# What to produce
Please pick out each line in the listing below that contains the word "components" and copy those lines.

# Available records
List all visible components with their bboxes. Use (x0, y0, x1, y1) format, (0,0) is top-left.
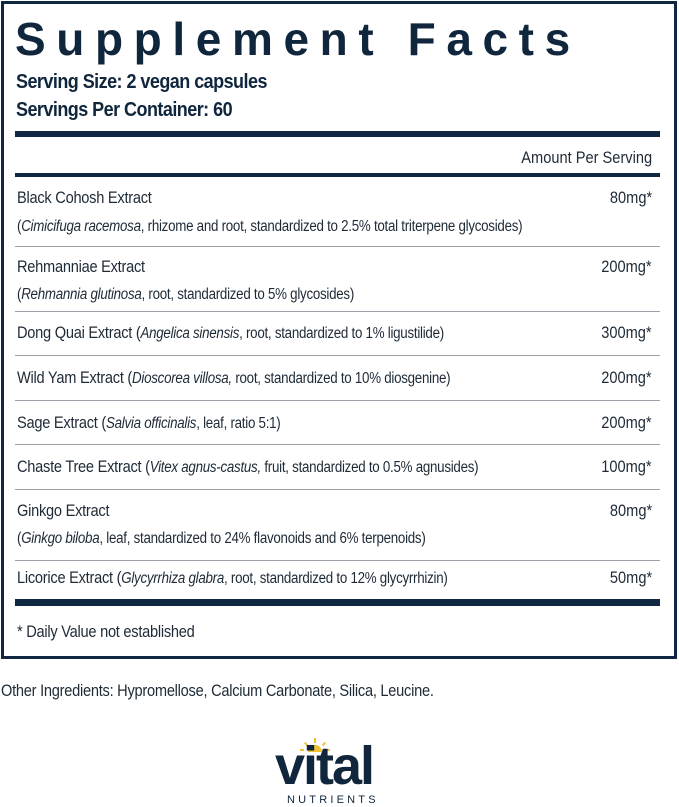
panel-title: Supplement Facts (15, 13, 581, 65)
detail-text: , leaf, standardized to 24% flavonoids a… (99, 530, 426, 547)
ingredient-amount: 80mg* (609, 501, 652, 520)
ingredient-line: Dong Quai Extract (Angelica sinensis, ro… (17, 323, 444, 344)
ingredient-amount: 200mg* (601, 413, 652, 432)
ingredient-amount: 200mg* (601, 257, 652, 276)
row-divider (15, 444, 660, 445)
ingredient-name: Wild Yam Extract ( (17, 368, 133, 387)
ingredient-name: Licorice Extract ( (17, 568, 122, 587)
ingredient-name: Chaste Tree Extract ( (17, 457, 150, 476)
serving-size: Serving Size: 2 vegan capsules (16, 71, 267, 93)
vital-nutrients-logo: vital NUTRIENTS (275, 733, 410, 807)
detail-text: , root, standardized to 1% ligustilide) (239, 325, 444, 342)
ingredient-line: Chaste Tree Extract (Vitex agnus-castus,… (17, 457, 479, 478)
row-divider (15, 489, 660, 490)
ingredient-name: Rehmanniae Extract (17, 257, 145, 276)
ingredient-name: Sage Extract ( (17, 413, 107, 432)
row-divider (15, 355, 660, 356)
row-divider (15, 560, 660, 561)
logo-word: vital (275, 741, 374, 791)
ingredient-detail: (Cimicifuga racemosa, rhizome and root, … (17, 218, 523, 235)
ingredient-line: Sage Extract (Salvia officinalis, leaf, … (17, 413, 281, 434)
ingredient-name: Dong Quai Extract ( (17, 323, 141, 342)
ingredient-detail: (Ginkgo biloba, leaf, standardized to 24… (17, 530, 426, 547)
detail-text: , root, standardized to 12% glycyrrhizin… (224, 570, 448, 587)
row-divider (15, 400, 660, 401)
row-divider (15, 311, 660, 312)
ingredient-amount: 100mg* (601, 457, 652, 476)
detail-text: , leaf, ratio 5:1) (196, 415, 281, 432)
ingredient-name: Ginkgo Extract (17, 501, 110, 520)
latin-name: Dioscorea villosa, (132, 370, 232, 387)
latin-name: Vitex agnus-castus, (149, 459, 261, 476)
latin-name: Glycyrrhiza glabra (121, 570, 225, 587)
latin-name: Salvia officinalis (106, 415, 197, 432)
ingredient-amount: 50mg* (609, 568, 652, 587)
latin-name: Ginkgo biloba (21, 530, 100, 547)
sun-icon (300, 738, 330, 752)
amount-header: Amount Per Serving (521, 148, 652, 167)
detail-text: , root, standardized to 5% glycosides) (141, 286, 355, 303)
detail-text: , rhizome and root, standardized to 2.5%… (140, 218, 523, 235)
footnote: * Daily Value not established (17, 622, 195, 641)
ingredient-line: Wild Yam Extract (Dioscorea villosa, roo… (17, 368, 451, 389)
ingredient-amount: 200mg* (601, 368, 652, 387)
latin-name: Angelica sinensis (140, 325, 240, 342)
ingredient-detail: (Rehmannia glutinosa, root, standardized… (17, 286, 355, 303)
ingredient-amount: 80mg* (609, 188, 652, 207)
row-divider (15, 246, 660, 247)
detail-text: fruit, standardized to 0.5% agnusides) (260, 459, 479, 476)
servings-per-container: Servings Per Container: 60 (16, 99, 233, 121)
ingredient-amount: 300mg* (601, 323, 652, 342)
detail-text: root, standardized to 10% diosgenine) (231, 370, 451, 387)
thick-divider (15, 131, 660, 137)
logo-tagline: NUTRIENTS (287, 794, 379, 806)
latin-name: Cimicifuga racemosa (21, 218, 141, 235)
latin-name: Rehmannia glutinosa (21, 286, 142, 303)
thick-divider (15, 173, 660, 177)
thick-divider (15, 599, 660, 606)
ingredient-name: Black Cohosh Extract (17, 188, 152, 207)
supplement-facts-panel (1, 1, 677, 659)
ingredient-line: Licorice Extract (Glycyrrhiza glabra, ro… (17, 568, 448, 589)
other-ingredients: Other Ingredients: Hypromellose, Calcium… (1, 681, 434, 700)
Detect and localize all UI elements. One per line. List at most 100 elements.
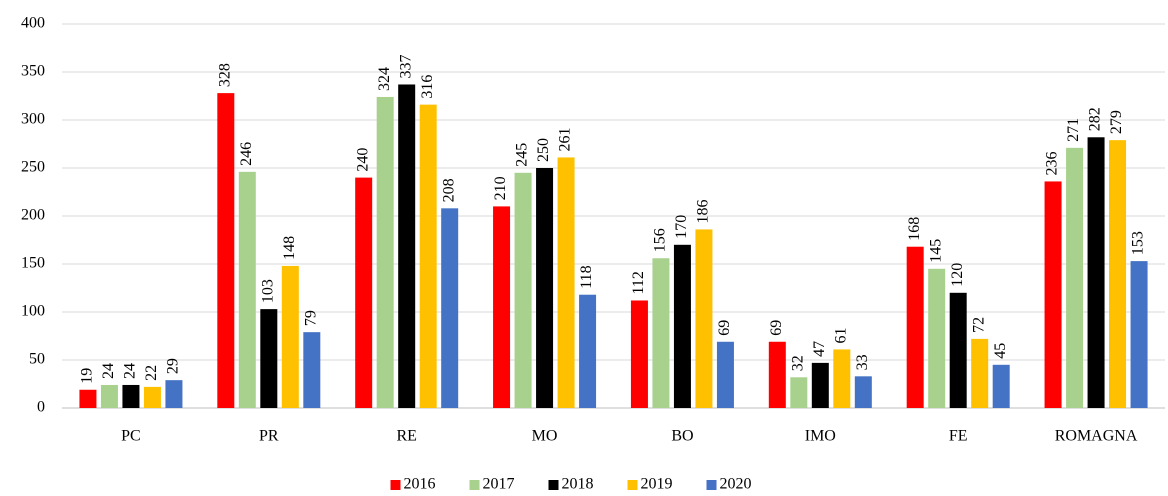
x-tick-label: PR (259, 428, 279, 445)
data-label: 208 (440, 178, 457, 202)
bar (1109, 140, 1127, 408)
bar (165, 380, 183, 408)
y-tick-label: 250 (21, 159, 45, 176)
bar (355, 177, 373, 408)
bar (811, 362, 829, 408)
bar (992, 364, 1010, 408)
data-label: 337 (397, 54, 414, 78)
x-tick-label: PC (121, 428, 141, 445)
y-tick-label: 400 (21, 15, 45, 32)
bar (695, 229, 713, 408)
bar (1044, 181, 1062, 408)
data-label: 271 (1065, 118, 1082, 142)
bar (790, 377, 808, 408)
data-label: 168 (906, 217, 923, 241)
bar (281, 265, 299, 408)
x-tick-label: MO (532, 428, 558, 445)
data-label: 120 (949, 263, 966, 287)
data-label: 118 (578, 265, 595, 288)
data-label: 282 (1087, 107, 1104, 131)
y-tick-label: 350 (21, 63, 45, 80)
data-label: 47 (811, 341, 828, 357)
x-tick-label: IMO (805, 428, 836, 445)
data-label: 156 (652, 228, 669, 252)
legend-label: 2019 (641, 476, 673, 493)
bar (398, 84, 416, 408)
data-label: 29 (165, 358, 182, 374)
bar (122, 384, 140, 408)
legend-label: 2017 (483, 476, 515, 493)
bar (493, 206, 511, 408)
data-label: 24 (122, 363, 139, 379)
bar (217, 93, 235, 409)
bar (376, 96, 394, 409)
bar (579, 294, 597, 408)
bar (260, 309, 278, 408)
legend-swatch (706, 480, 717, 490)
bar (79, 389, 97, 408)
bar (419, 104, 437, 408)
y-tick-label: 50 (29, 351, 45, 368)
bar (441, 208, 459, 408)
data-label: 279 (1108, 110, 1125, 134)
bar (100, 384, 118, 408)
legend-label: 2018 (562, 476, 594, 493)
x-tick-label: FE (949, 428, 968, 445)
data-label: 210 (492, 176, 509, 200)
data-label: 328 (216, 63, 233, 87)
x-tick-label: BO (671, 428, 693, 445)
data-label: 153 (1130, 231, 1147, 255)
data-label: 324 (376, 67, 393, 91)
data-label: 69 (716, 320, 733, 336)
data-label: 22 (143, 365, 160, 381)
data-label: 32 (789, 355, 806, 371)
x-tick-label: ROMAGNA (1055, 428, 1138, 445)
bar (949, 292, 967, 408)
bar (238, 171, 256, 408)
bar (854, 376, 872, 408)
bar (630, 300, 648, 408)
data-label: 236 (1044, 151, 1061, 175)
data-label: 246 (238, 142, 255, 166)
legend-label: 2016 (404, 476, 436, 493)
bar (1130, 261, 1148, 408)
data-label: 148 (281, 236, 298, 260)
bar (1087, 137, 1105, 408)
bar (833, 349, 851, 408)
data-label: 61 (832, 327, 849, 343)
bar (514, 172, 532, 408)
y-tick-label: 100 (21, 303, 45, 320)
data-label: 45 (992, 343, 1009, 359)
data-label: 112 (630, 271, 647, 294)
bar (303, 332, 321, 408)
legend-swatch (627, 480, 638, 490)
data-label: 24 (100, 363, 117, 379)
bar (652, 258, 670, 408)
data-label: 316 (419, 75, 436, 99)
legend-swatch (469, 480, 480, 490)
y-tick-label: 0 (37, 399, 45, 416)
x-tick-label: RE (396, 428, 416, 445)
data-label: 250 (535, 138, 552, 162)
y-tick-label: 200 (21, 207, 45, 224)
data-label: 19 (79, 368, 96, 384)
data-label: 186 (695, 199, 712, 223)
data-label: 170 (673, 215, 690, 239)
bar (143, 386, 161, 408)
bar (928, 268, 946, 408)
legend-label: 2020 (720, 476, 752, 493)
legend-swatch (390, 480, 401, 490)
data-label: 245 (514, 143, 531, 167)
bar (906, 246, 924, 408)
data-label: 103 (259, 279, 276, 303)
bar (971, 338, 989, 408)
data-label: 79 (302, 310, 319, 326)
y-tick-label: 150 (21, 255, 45, 272)
data-label: 145 (927, 239, 944, 263)
bar (536, 168, 554, 408)
y-tick-label: 300 (21, 111, 45, 128)
data-label: 69 (768, 320, 785, 336)
bar (557, 157, 575, 408)
data-label: 33 (854, 354, 871, 370)
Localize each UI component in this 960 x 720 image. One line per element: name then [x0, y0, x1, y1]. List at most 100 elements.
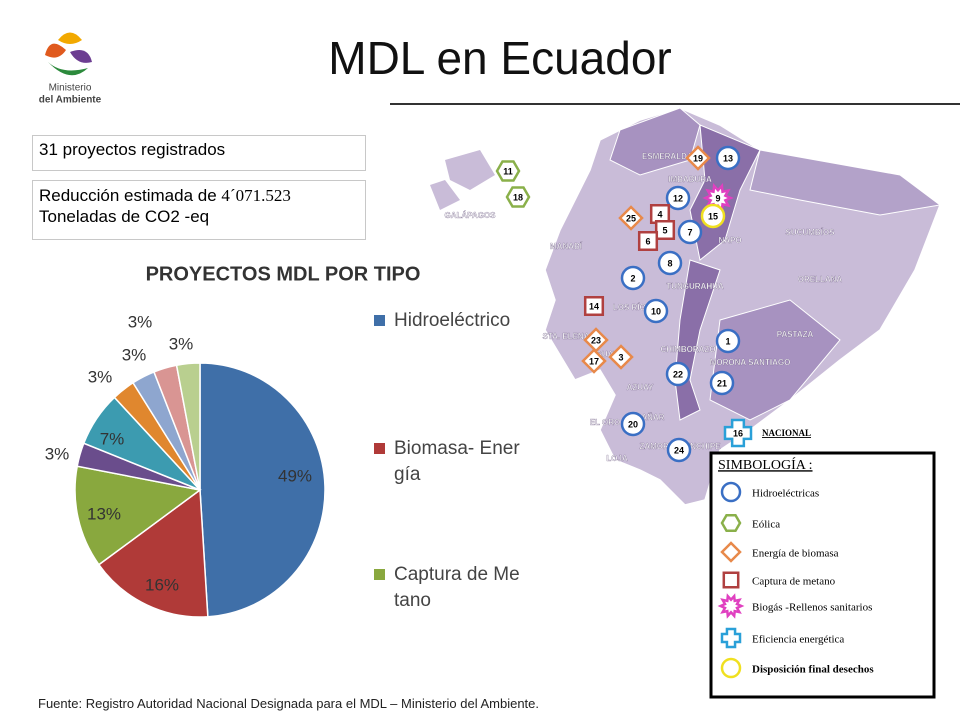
map-marker	[505, 186, 531, 208]
symbol-label: Eólica	[752, 519, 780, 531]
data-label: 3%	[45, 444, 70, 463]
map-marker	[495, 160, 521, 182]
region-label: AZUAY	[627, 383, 654, 392]
region-label: CAÑAR	[636, 413, 665, 422]
data-label: 3%	[128, 312, 153, 331]
map-marker	[581, 348, 607, 374]
marker-label: 17	[589, 356, 599, 366]
marker-label: 2	[630, 273, 635, 283]
symbol-icon	[720, 627, 742, 649]
marker-label: 15	[708, 211, 718, 221]
data-label: 16%	[145, 575, 179, 594]
symbol-icon	[717, 593, 745, 619]
map-marker	[637, 230, 659, 252]
region-label: IMBABURA	[668, 175, 712, 184]
legend-entry: Hidroeléctrico	[374, 308, 524, 334]
logo-text: del Ambiente	[39, 95, 102, 106]
logo-text: Ministerio	[49, 83, 92, 94]
pie-slice	[97, 488, 209, 618]
region-label: LOS RÍOS	[613, 303, 652, 312]
marker-label: 7	[687, 227, 692, 237]
marker-label: 4	[657, 209, 662, 219]
marker-label: 8	[667, 258, 672, 268]
legend-label: Hidroeléctrico	[394, 310, 511, 331]
region-label: SUCUMBÍOS	[786, 228, 836, 237]
symbol-label: Energía de biomasa	[752, 548, 839, 560]
map-marker	[620, 265, 646, 291]
region-label: GALÁPAGOS	[445, 211, 497, 220]
marker-label: 13	[723, 153, 733, 163]
map-marker	[608, 344, 634, 370]
symbol-icon	[722, 571, 740, 589]
marker-label: 19	[693, 153, 703, 163]
marker-label: 16	[733, 428, 743, 438]
info-amount: 4´071.523	[221, 186, 291, 205]
region-label: LOJA	[606, 454, 628, 463]
legend-swatch	[374, 569, 385, 580]
symbol-label: Disposición final desechos	[752, 664, 874, 676]
slide-title: MDL en Ecuador	[328, 32, 671, 84]
legend-label: Captura de Metano	[394, 564, 520, 611]
legend-swatch	[374, 443, 385, 454]
symbol-icon	[720, 541, 742, 563]
symbol-icon	[720, 657, 742, 679]
map-marker	[700, 203, 726, 229]
region-label: ESMERALDAS	[642, 152, 699, 161]
legend-swatch	[374, 315, 385, 326]
map-marker	[618, 205, 644, 231]
symbol-icon	[720, 513, 742, 533]
map-marker	[685, 145, 711, 171]
map-marker	[709, 370, 735, 396]
map-marker	[620, 411, 646, 437]
info-box: 31 proyectos registrados	[32, 135, 366, 171]
region-label: MORONA SANTIAGO	[710, 358, 791, 367]
marker-label: 1	[725, 336, 730, 346]
map-marker	[666, 437, 692, 463]
marker-label: 25	[626, 213, 636, 223]
symbol-label: Hidroeléctricas	[752, 488, 819, 500]
pie-slice	[74, 465, 202, 566]
symbology-title: SIMBOLOGÍA :	[718, 456, 813, 473]
map-marker	[677, 219, 703, 245]
marker-label: 12	[673, 193, 683, 203]
pie-slice	[199, 362, 326, 618]
legend-entry: Captura de Metano	[374, 562, 524, 614]
symbol-label: Captura de metano	[752, 576, 836, 588]
marker-label: 22	[673, 369, 683, 379]
pie-slice	[175, 362, 201, 491]
marker-label: 24	[674, 445, 684, 455]
marker-label: 11	[503, 166, 513, 176]
map-marker	[583, 295, 605, 317]
data-label: 7%	[100, 429, 125, 448]
map-marker	[715, 145, 741, 171]
marker-label: 14	[589, 301, 599, 311]
map-marker	[723, 418, 753, 448]
logo	[45, 32, 92, 76]
marker-label: 23	[591, 335, 601, 345]
symbol-label: Biogás -Rellenos sanitarios	[752, 602, 872, 614]
chart-title: PROYECTOS MDL POR TIPO	[146, 263, 421, 285]
region-label: NAPO	[718, 236, 741, 245]
marker-label: 6	[645, 236, 650, 246]
info-text: Toneladas de CO2 -eq	[39, 207, 210, 226]
legend-entry: Biomasa- Energía	[374, 436, 524, 488]
marker-label: 18	[513, 192, 523, 202]
marker-label: 9	[715, 193, 720, 203]
info-text: Reducción estimada de	[39, 186, 217, 205]
region-label: PASTAZA	[777, 330, 814, 339]
region-label: EL ORO	[590, 418, 621, 427]
symbology-box	[709, 451, 936, 699]
symbol-icon	[720, 481, 742, 503]
map-marker	[657, 250, 683, 276]
map-marker	[715, 328, 741, 354]
marker-label: 3	[618, 352, 623, 362]
region-label: ORELLANA	[798, 275, 843, 284]
marker-label: 10	[651, 306, 661, 316]
symbol-label: Eficiencia energética	[752, 634, 844, 646]
legend-label: Biomasa- Energía	[394, 438, 520, 485]
marker-label: 5	[662, 225, 667, 235]
map-marker	[665, 361, 691, 387]
map-marker	[643, 298, 669, 324]
data-label: 13%	[87, 504, 121, 523]
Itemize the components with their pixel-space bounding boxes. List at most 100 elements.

# Answer below
List all visible components with their bboxes. Use (x0, y0, x1, y1) format, (0,0) is top-left.
Itemize the components with their pixel-space bounding boxes. List at most 100 elements.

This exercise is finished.